### What the exercise asks:
Which lines below hold the word "Paris"? Copy all of them.
***
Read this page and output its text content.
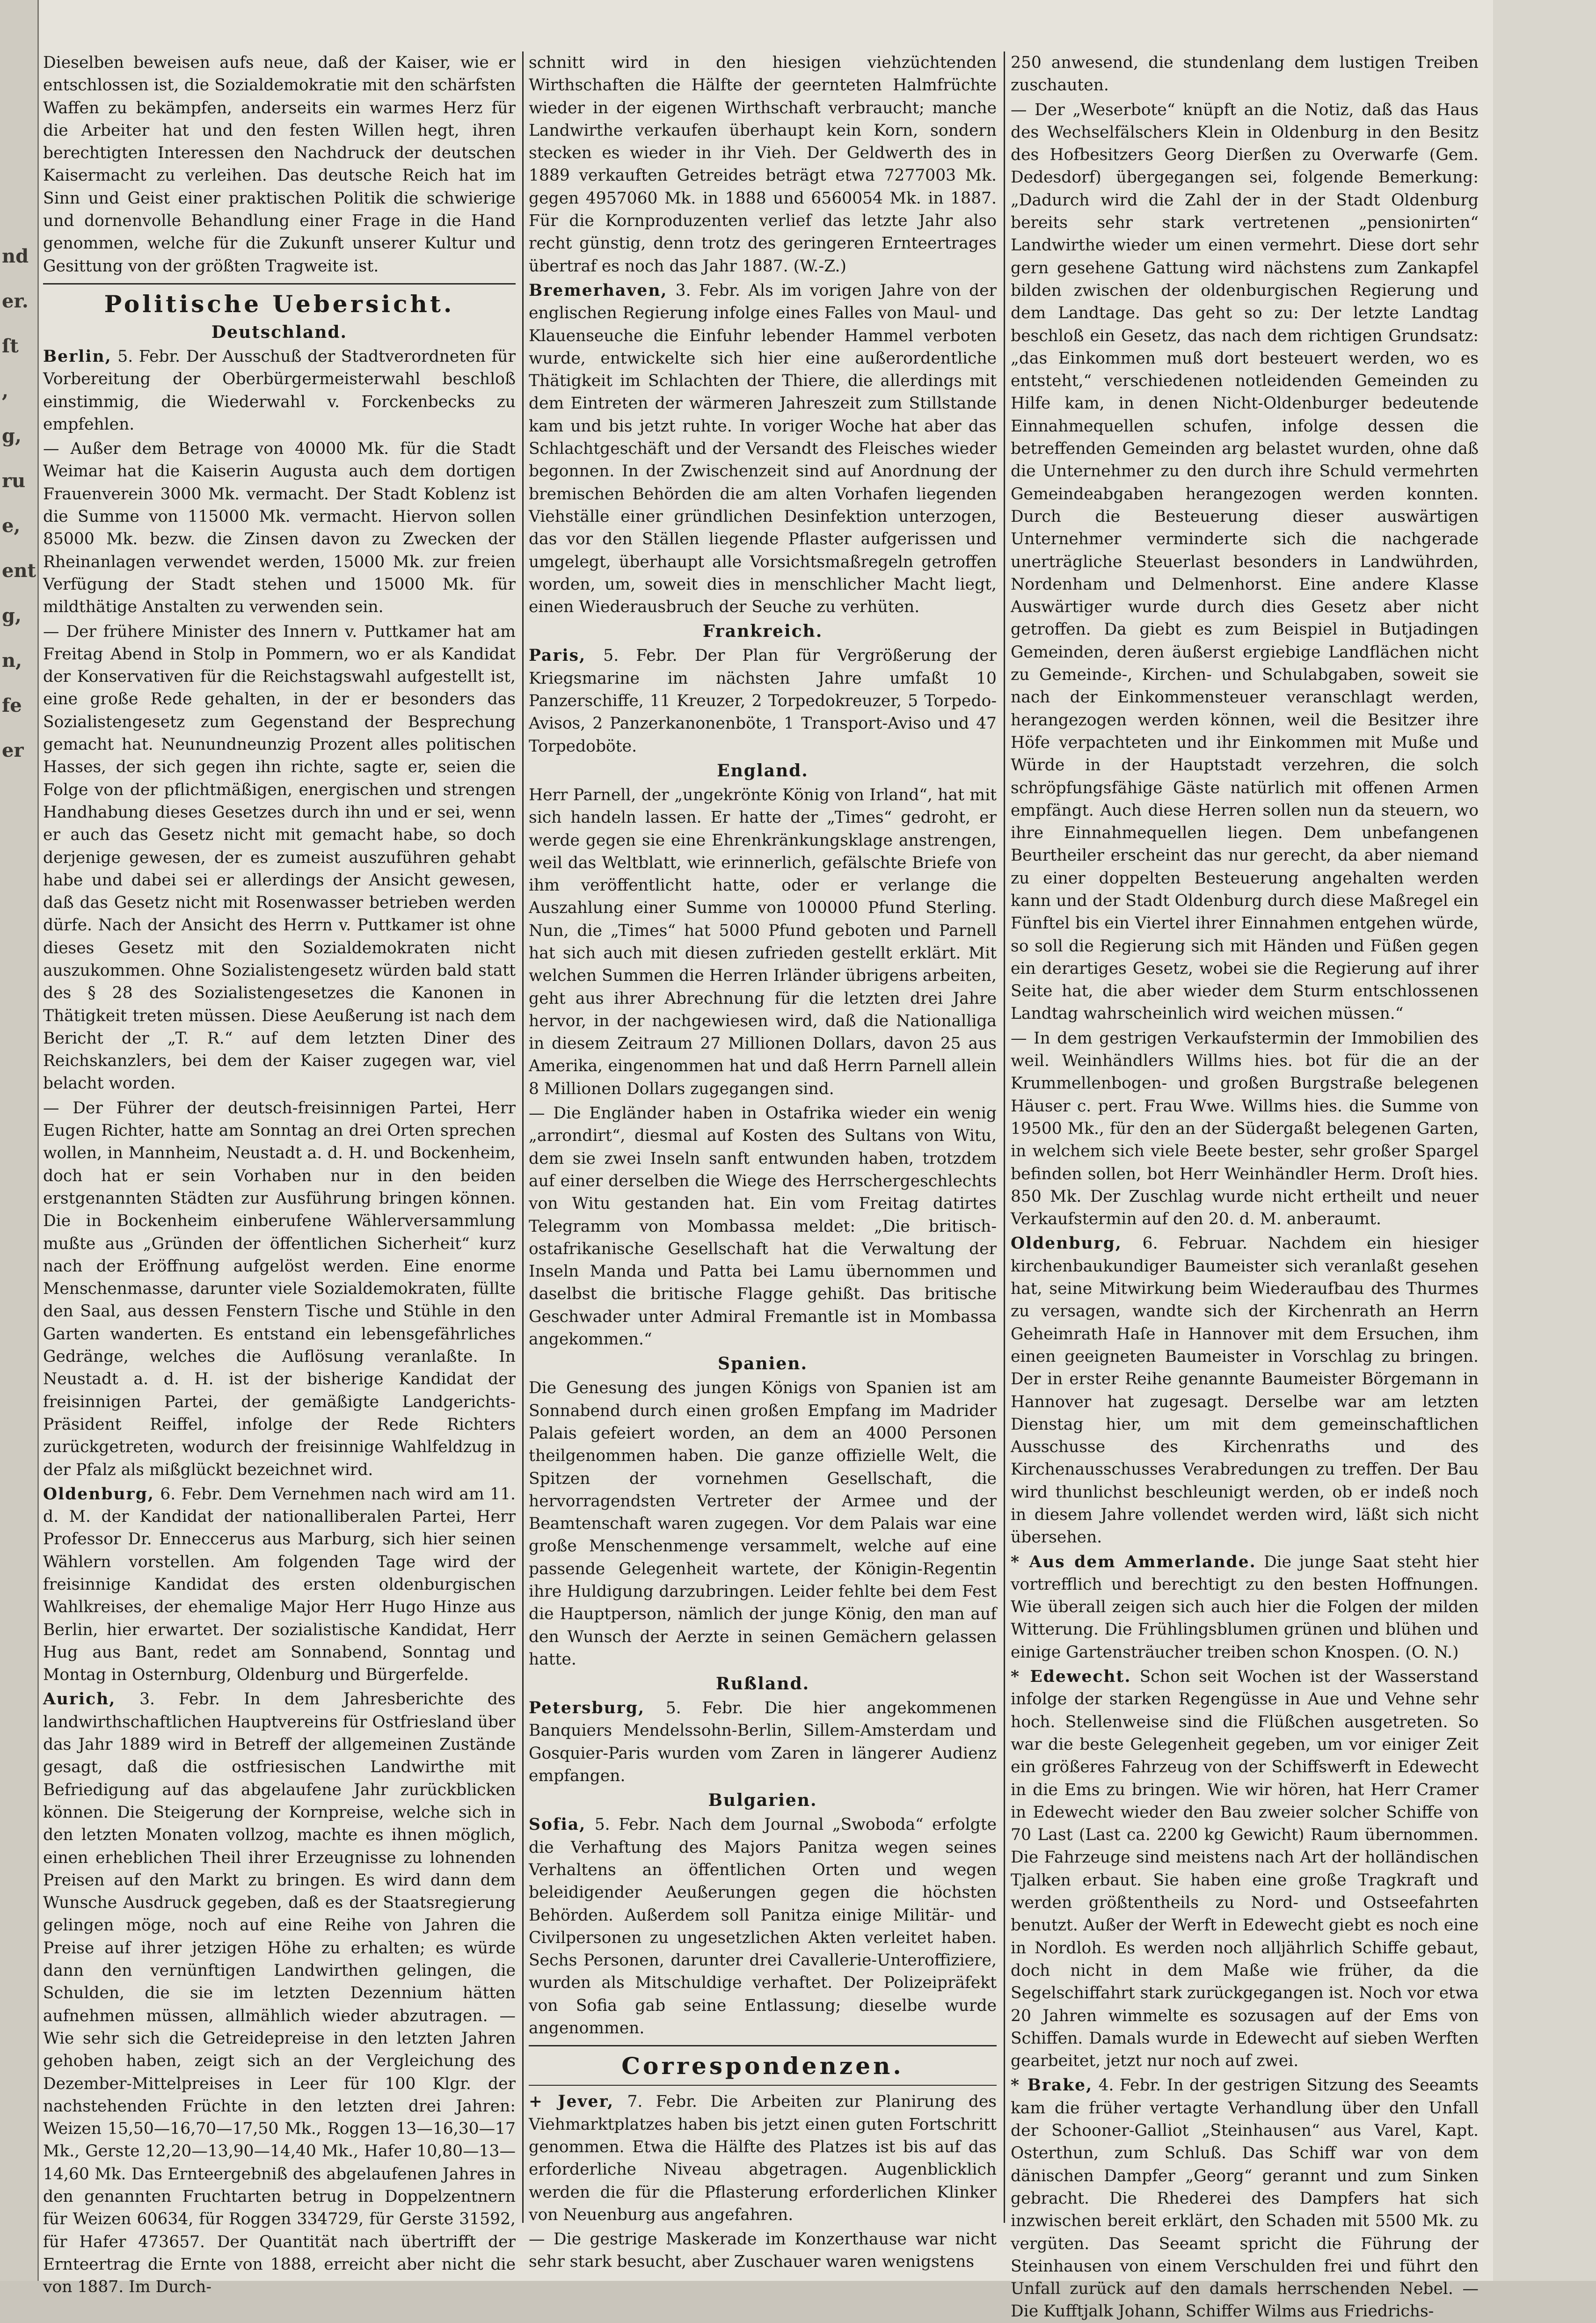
nd
er.
ſt
,
g,
ru
e,
ent
g,
n,
fe
er

Dieselben beweisen aufs neue, daß der Kaiser, wie er entschlossen ist, die Sozialdemokratie mit den schärfsten Waffen zu bekämpfen, anderseits ein warmes Herz für die Arbeiter hat und den festen Willen hegt, ihren berechtigten Interessen den Nachdruck der deutschen Kaisermacht zu verleihen. Das deutsche Reich hat im Sinn und Geist einer praktischen Politik die schwierige und dornenvolle Behandlung einer Frage in die Hand genommen, welche für die Zukunft unserer Kultur und Gesittung von der größten Tragweite ist.

Politische Uebersicht.
Deutschland.

Berlin, 5. Febr. Der Ausschuß der Stadtverordneten für Vorbereitung der Oberbürgermeisterwahl beschloß einstimmig, die Wiederwahl v. Forckenbecks zu empfehlen.

— Außer dem Betrage von 40000 Mk. für die Stadt Weimar hat die Kaiserin Augusta auch dem dortigen Frauenverein 3000 Mk. vermacht. Der Stadt Koblenz ist die Summe von 115000 Mk. vermacht. Hiervon sollen 85000 Mk. bezw. die Zinsen davon zu Zwecken der Rheinanlagen verwendet werden, 15000 Mk. zur freien Verfügung der Stadt stehen und 15000 Mk. für mildthätige Anstalten zu verwenden sein.

— Der frühere Minister des Innern v. Puttkamer hat am Freitag Abend in Stolp in Pommern, wo er als Kandidat der Konservativen für die Reichstagswahl aufgestellt ist, eine große Rede gehalten, in der er besonders das Sozialistengesetz zum Gegenstand der Besprechung gemacht hat. Neunundneunzig Prozent alles politischen Hasses, der sich gegen ihn richte, sagte er, seien die Folge von der pflichtmäßigen, energischen und strengen Handhabung dieses Gesetzes durch ihn und er sei, wenn er auch das Gesetz nicht mit gemacht habe, so doch derjenige gewesen, der es zumeist auszuführen gehabt habe und dabei sei er allerdings der Ansicht gewesen, daß das Gesetz nicht mit Rosenwasser betrieben werden dürfe. Nach der Ansicht des Herrn v. Puttkamer ist ohne dieses Gesetz mit den Sozialdemokraten nicht auszukommen. Ohne Sozialistengesetz würden bald statt des § 28 des Sozialistengesetzes die Kanonen in Thätigkeit treten müssen. Diese Aeußerung ist nach dem Bericht der „T. R.“ auf dem letzten Diner des Reichskanzlers, bei dem der Kaiser zugegen war, viel belacht worden.

— Der Führer der deutsch-freisinnigen Partei, Herr Eugen Richter, hatte am Sonntag an drei Orten sprechen wollen, in Mannheim, Neustadt a. d. H. und Bockenheim, doch hat er sein Vorhaben nur in den beiden erstgenannten Städten zur Ausführung bringen können. Die in Bockenheim einberufene Wählerversammlung mußte aus „Gründen der öffentlichen Sicherheit“ kurz nach der Eröffnung aufgelöst werden. Eine enorme Menschenmasse, darunter viele Sozialdemokraten, füllte den Saal, aus dessen Fenstern Tische und Stühle in den Garten wanderten. Es entstand ein lebensgefährliches Gedränge, welches die Auflösung veranlaßte. In Neustadt a. d. H. ist der bisherige Kandidat der freisinnigen Partei, der gemäßigte Landgerichts-Präsident Reiffel, infolge der Rede Richters zurückgetreten, wodurch der freisinnige Wahlfeldzug in der Pfalz als mißglückt bezeichnet wird.

Oldenburg, 6. Febr. Dem Vernehmen nach wird am 11. d. M. der Kandidat der nationalliberalen Partei, Herr Professor Dr. Enneccerus aus Marburg, sich hier seinen Wählern vorstellen. Am folgenden Tage wird der freisinnige Kandidat des ersten oldenburgischen Wahlkreises, der ehemalige Major Herr Hugo Hinze aus Berlin, hier erwartet. Der sozialistische Kandidat, Herr Hug aus Bant, redet am Sonnabend, Sonntag und Montag in Osternburg, Oldenburg und Bürgerfelde.

Aurich, 3. Febr. In dem Jahresberichte des landwirthschaftlichen Hauptvereins für Ostfriesland über das Jahr 1889 wird in Betreff der allgemeinen Zustände gesagt, daß die ostfriesischen Landwirthe mit Befriedigung auf das abgelaufene Jahr zurückblicken können. Die Steigerung der Kornpreise, welche sich in den letzten Monaten vollzog, machte es ihnen möglich, einen erheblichen Theil ihrer Erzeugnisse zu lohnenden Preisen auf den Markt zu bringen. Es wird dann dem Wunsche Ausdruck gegeben, daß es der Staatsregierung gelingen möge, noch auf eine Reihe von Jahren die Preise auf ihrer jetzigen Höhe zu erhalten; es würde dann den vernünftigen Landwirthen gelingen, die Schulden, die sie im letzten Dezennium hätten aufnehmen müssen, allmählich wieder abzutragen. — Wie sehr sich die Getreidepreise in den letzten Jahren gehoben haben, zeigt sich an der Vergleichung des Dezember-Mittelpreises in Leer für 100 Klgr. der nachstehenden Früchte in den letzten drei Jahren: Weizen 15,50—16,70—17,50 Mk., Roggen 13—16,30—17 Mk., Gerste 12,20—13,90—14,40 Mk., Hafer 10,80—13—14,60 Mk. Das Ernteergebniß des abgelaufenen Jahres in den genannten Fruchtarten betrug in Doppelzentnern für Weizen 60634, für Roggen 334729, für Gerste 31592, für Hafer 473657. Der Quantität nach übertrifft der Ernteertrag die Ernte von 1888, erreicht aber nicht die von 1887. Im Durch-

schnitt wird in den hiesigen viehzüchtenden Wirthschaften die Hälfte der geernteten Halmfrüchte wieder in der eigenen Wirthschaft verbraucht; manche Landwirthe verkaufen überhaupt kein Korn, sondern stecken es wieder in ihr Vieh. Der Geldwerth des in 1889 verkauften Getreides beträgt etwa 7277003 Mk. gegen 4957060 Mk. in 1888 und 6560054 Mk. in 1887. Für die Kornproduzenten verlief das letzte Jahr also recht günstig, denn trotz des geringeren Ernteertrages übertraf es noch das Jahr 1887. (W.-Z.)

Bremerhaven, 3. Febr. Als im vorigen Jahre von der englischen Regierung infolge eines Falles von Maul- und Klauenseuche die Einfuhr lebender Hammel verboten wurde, entwickelte sich hier eine außerordentliche Thätigkeit im Schlachten der Thiere, die allerdings mit dem Eintreten der wärmeren Jahreszeit zum Stillstande kam und bis jetzt ruhte. In voriger Woche hat aber das Schlachtgeschäft und der Versandt des Fleisches wieder begonnen. In der Zwischenzeit sind auf Anordnung der bremischen Behörden die am alten Vorhafen liegenden Viehställe einer gründlichen Desinfektion unterzogen, das vor den Ställen liegende Pflaster aufgerissen und umgelegt, überhaupt alle Vorsichtsmaßregeln getroffen worden, um, soweit dies in menschlicher Macht liegt, einen Wiederausbruch der Seuche zu verhüten.

Frankreich.

Paris, 5. Febr. Der Plan für Vergrößerung der Kriegsmarine im nächsten Jahre umfaßt 10 Panzerschiffe, 11 Kreuzer, 2 Torpedokreuzer, 5 Torpedo-Avisos, 2 Panzerkanonenböte, 1 Transport-Aviso und 47 Torpedoböte.

England.

Herr Parnell, der „ungekrönte König von Irland“, hat mit sich handeln lassen. Er hatte der „Times“ gedroht, er werde gegen sie eine Ehrenkränkungsklage anstrengen, weil das Weltblatt, wie erinnerlich, gefälschte Briefe von ihm veröffentlicht hatte, oder er verlange die Auszahlung einer Summe von 100000 Pfund Sterling. Nun, die „Times“ hat 5000 Pfund geboten und Parnell hat sich auch mit diesen zufrieden gestellt erklärt. Mit welchen Summen die Herren Irländer übrigens arbeiten, geht aus ihrer Abrechnung für die letzten drei Jahre hervor, in der nachgewiesen wird, daß die Nationalliga in diesem Zeitraum 27 Millionen Dollars, davon 25 aus Amerika, eingenommen hat und daß Herrn Parnell allein 8 Millionen Dollars zugegangen sind.

— Die Engländer haben in Ostafrika wieder ein wenig „arrondirt“, diesmal auf Kosten des Sultans von Witu, dem sie zwei Inseln sanft entwunden haben, trotzdem auf einer derselben die Wiege des Herrschergeschlechts von Witu gestanden hat. Ein vom Freitag datirtes Telegramm von Mombassa meldet: „Die britisch-ostafrikanische Gesellschaft hat die Verwaltung der Inseln Manda und Patta bei Lamu übernommen und daselbst die britische Flagge gehißt. Das britische Geschwader unter Admiral Fremantle ist in Mombassa angekommen.“

Spanien.

Die Genesung des jungen Königs von Spanien ist am Sonnabend durch einen großen Empfang im Madrider Palais gefeiert worden, an dem an 4000 Personen theilgenommen haben. Die ganze offizielle Welt, die Spitzen der vornehmen Gesellschaft, die hervorragendsten Vertreter der Armee und der Beamtenschaft waren zugegen. Vor dem Palais war eine große Menschenmenge versammelt, welche auf eine passende Gelegenheit wartete, der Königin-Regentin ihre Huldigung darzubringen. Leider fehlte bei dem Fest die Hauptperson, nämlich der junge König, den man auf den Wunsch der Aerzte in seinen Gemächern gelassen hatte.

Rußland.

Petersburg, 5. Febr. Die hier angekommenen Banquiers Mendelssohn-Berlin, Sillem-Amsterdam und Gosquier-Paris wurden vom Zaren in längerer Audienz empfangen.

Bulgarien.

Sofia, 5. Febr. Nach dem Journal „Swoboda“ erfolgte die Verhaftung des Majors Panitza wegen seines Verhaltens an öffentlichen Orten und wegen beleidigender Aeußerungen gegen die höchsten Behörden. Außerdem soll Panitza einige Militär- und Civilpersonen zu ungesetzlichen Akten verleitet haben. Sechs Personen, darunter drei Cavallerie-Unteroffiziere, wurden als Mitschuldige verhaftet. Der Polizeipräfekt von Sofia gab seine Entlassung; dieselbe wurde angenommen.

Correspondenzen.

+ Jever, 7. Febr. Die Arbeiten zur Planirung des Viehmarktplatzes haben bis jetzt einen guten Fortschritt genommen. Etwa die Hälfte des Platzes ist bis auf das erforderliche Niveau abgetragen. Augenblicklich werden die für die Pflasterung erforderlichen Klinker von Neuenburg aus angefahren.

— Die gestrige Maskerade im Konzerthause war nicht sehr stark besucht, aber Zuschauer waren wenigstens

250 anwesend, die stundenlang dem lustigen Treiben zuschauten.

— Der „Weserbote“ knüpft an die Notiz, daß das Haus des Wechselfälschers Klein in Oldenburg in den Besitz des Hofbesitzers Georg Dierßen zu Overwarfe (Gem. Dedesdorf) übergegangen sei, folgende Bemerkung: „Dadurch wird die Zahl der in der Stadt Oldenburg bereits sehr stark vertretenen „pensionirten“ Landwirthe wieder um einen vermehrt. Diese dort sehr gern gesehene Gattung wird nächstens zum Zankapfel bilden zwischen der oldenburgischen Regierung und dem Landtage. Das geht so zu: Der letzte Landtag beschloß ein Gesetz, das nach dem richtigen Grundsatz: „das Einkommen muß dort besteuert werden, wo es entsteht,“ verschiedenen notleidenden Gemeinden zu Hilfe kam, in denen Nicht-Oldenburger bedeutende Einnahmequellen schufen, infolge dessen die betreffenden Gemeinden arg belastet wurden, ohne daß die Unternehmer zu den durch ihre Schuld vermehrten Gemeindeabgaben herangezogen werden konnten. Durch die Besteuerung dieser auswärtigen Unternehmer verminderte sich die nachgerade unerträgliche Steuerlast besonders in Landwührden, Nordenham und Delmenhorst. Eine andere Klasse Auswärtiger wurde durch dies Gesetz aber nicht getroffen. Da giebt es zum Beispiel in Butjadingen Gemeinden, deren äußerst ergiebige Landflächen nicht zu Gemeinde-, Kirchen- und Schulabgaben, soweit sie nach der Einkommensteuer veranschlagt werden, herangezogen werden können, weil die Besitzer ihre Höfe verpachteten und ihr Einkommen mit Muße und Würde in der Hauptstadt verzehren, die solch schröpfungsfähige Gäste natürlich mit offenen Armen empfängt. Auch diese Herren sollen nun da steuern, wo ihre Einnahmequellen liegen. Dem unbefangenen Beurtheiler erscheint das nur gerecht, da aber niemand zu einer doppelten Besteuerung angehalten werden kann und der Stadt Oldenburg durch diese Maßregel ein Fünftel bis ein Viertel ihrer Einnahmen entgehen würde, so soll die Regierung sich mit Händen und Füßen gegen ein derartiges Gesetz, wobei sie die Regierung auf ihrer Seite hat, die aber wieder dem Sturm entschlossenen Landtag wahrscheinlich wird weichen müssen.“

— In dem gestrigen Verkaufstermin der Immobilien des weil. Weinhändlers Willms hies. bot für die an der Krummellenbogen- und großen Burgstraße belegenen Häuser c. pert. Frau Wwe. Willms hies. die Summe von 19500 Mk., für den an der Südergaßt belegenen Garten, in welchem sich viele Beete bester, sehr großer Spargel befinden sollen, bot Herr Weinhändler Herm. Droſt hies. 850 Mk. Der Zuschlag wurde nicht ertheilt und neuer Verkaufstermin auf den 20. d. M. anberaumt.

Oldenburg, 6. Februar. Nachdem ein hiesiger kirchenbaukundiger Baumeister sich veranlaßt gesehen hat, seine Mitwirkung beim Wiederaufbau des Thurmes zu versagen, wandte sich der Kirchenrath an Herrn Geheimrath Haſe in Hannover mit dem Ersuchen, ihm einen geeigneten Baumeister in Vorschlag zu bringen. Der in erster Reihe genannte Baumeister Börgemann in Hannover hat zugesagt. Derselbe war am letzten Dienstag hier, um mit dem gemeinschaftlichen Ausschusse des Kirchenraths und des Kirchenausschusses Verabredungen zu treffen. Der Bau wird thunlichst beschleunigt werden, ob er indeß noch in diesem Jahre vollendet werden wird, läßt sich nicht übersehen.

* Aus dem Ammerlande. Die junge Saat steht hier vortrefflich und berechtigt zu den besten Hoffnungen. Wie überall zeigen sich auch hier die Folgen der milden Witterung. Die Frühlingsblumen grünen und blühen und einige Gartensträucher treiben schon Knospen. (O. N.)

* Edewecht. Schon seit Wochen ist der Wasserstand infolge der starken Regengüsse in Aue und Vehne sehr hoch. Stellenweise sind die Flüßchen ausgetreten. So war die beste Gelegenheit gegeben, um vor einiger Zeit ein größeres Fahrzeug von der Schiffswerft in Edewecht in die Ems zu bringen. Wie wir hören, hat Herr Cramer in Edewecht wieder den Bau zweier solcher Schiffe von 70 Last (Last ca. 2200 kg Gewicht) Raum übernommen. Die Fahrzeuge sind meistens nach Art der holländischen Tjalken erbaut. Sie haben eine große Tragkraft und werden größtentheils zu Nord- und Ostseefahrten benutzt. Außer der Werft in Edewecht giebt es noch eine in Nordloh. Es werden noch alljährlich Schiffe gebaut, doch nicht in dem Maße wie früher, da die Segelschiffahrt stark zurückgegangen ist. Noch vor etwa 20 Jahren wimmelte es sozusagen auf der Ems von Schiffen. Damals wurde in Edewecht auf sieben Werften gearbeitet, jetzt nur noch auf zwei.

* Brake, 4. Febr. In der gestrigen Sitzung des Seeamts kam die früher vertagte Verhandlung über den Unfall der Schooner-Galliot „Steinhausen“ aus Varel, Kapt. Osterthun, zum Schluß. Das Schiff war von dem dänischen Dampfer „Georg“ gerannt und zum Sinken gebracht. Die Rhederei des Dampfers hat sich inzwischen bereit erklärt, den Schaden mit 5500 Mk. zu vergüten. Das Seeamt spricht die Führung der Steinhausen von einem Verschulden frei und führt den Unfall zurück auf den damals herrschenden Nebel. — Die Kufftjalk Johann, Schiffer Wilms aus Friedrichs-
***
### Exercise response:
Paris, 5. Febr. Der Plan für Vergrößerung der Kriegsmarine im nächsten Jahre umfaßt 10 Panzerschiffe, 11 Kreuzer, 2 Torpedokreuzer, 5 Torpedo-Avisos, 2 Panzerkanonenböte, 1 Transport-Aviso und 47 Torpedoböte.
Petersburg, 5. Febr. Die hier angekommenen Banquiers Mendelssohn-Berlin, Sillem-Amsterdam und Gosquier-Paris wurden vom Zaren in längerer Audienz empfangen.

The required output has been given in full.